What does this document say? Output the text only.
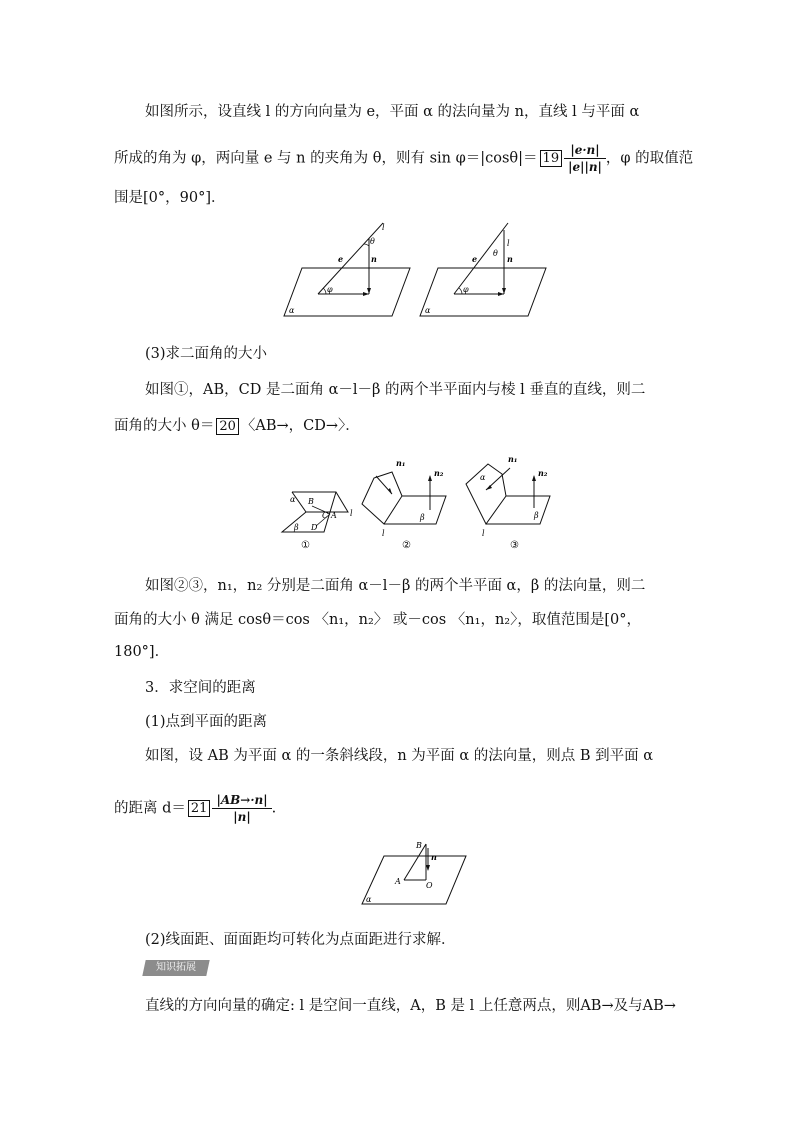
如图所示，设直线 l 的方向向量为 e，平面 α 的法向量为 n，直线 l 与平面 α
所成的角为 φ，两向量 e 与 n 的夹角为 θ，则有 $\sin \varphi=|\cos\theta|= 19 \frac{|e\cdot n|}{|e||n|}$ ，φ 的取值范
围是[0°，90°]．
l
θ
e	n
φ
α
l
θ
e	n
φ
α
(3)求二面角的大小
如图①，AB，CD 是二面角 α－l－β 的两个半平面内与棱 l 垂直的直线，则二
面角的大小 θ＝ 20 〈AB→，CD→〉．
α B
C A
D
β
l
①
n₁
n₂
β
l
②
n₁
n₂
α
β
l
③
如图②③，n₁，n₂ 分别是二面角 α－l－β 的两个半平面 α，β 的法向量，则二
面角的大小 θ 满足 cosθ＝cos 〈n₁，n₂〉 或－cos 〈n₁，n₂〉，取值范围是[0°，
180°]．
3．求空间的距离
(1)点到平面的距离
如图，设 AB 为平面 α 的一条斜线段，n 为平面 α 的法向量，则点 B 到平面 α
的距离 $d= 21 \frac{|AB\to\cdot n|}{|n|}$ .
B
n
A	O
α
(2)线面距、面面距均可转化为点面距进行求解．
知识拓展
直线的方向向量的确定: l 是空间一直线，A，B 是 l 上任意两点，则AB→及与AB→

### [AIM]
Copy every line of the listing that contains the word "frac".

### [FULL ANSWER]
所成的角为 φ，两向量 e 与 n 的夹角为 θ，则有 $\sin \varphi=|\cos\theta|= 19 \frac{|e\cdot n|}{|e||n|}$ ，φ 的取值范
的距离 $d= 21 \frac{|AB\to\cdot n|}{|n|}$ .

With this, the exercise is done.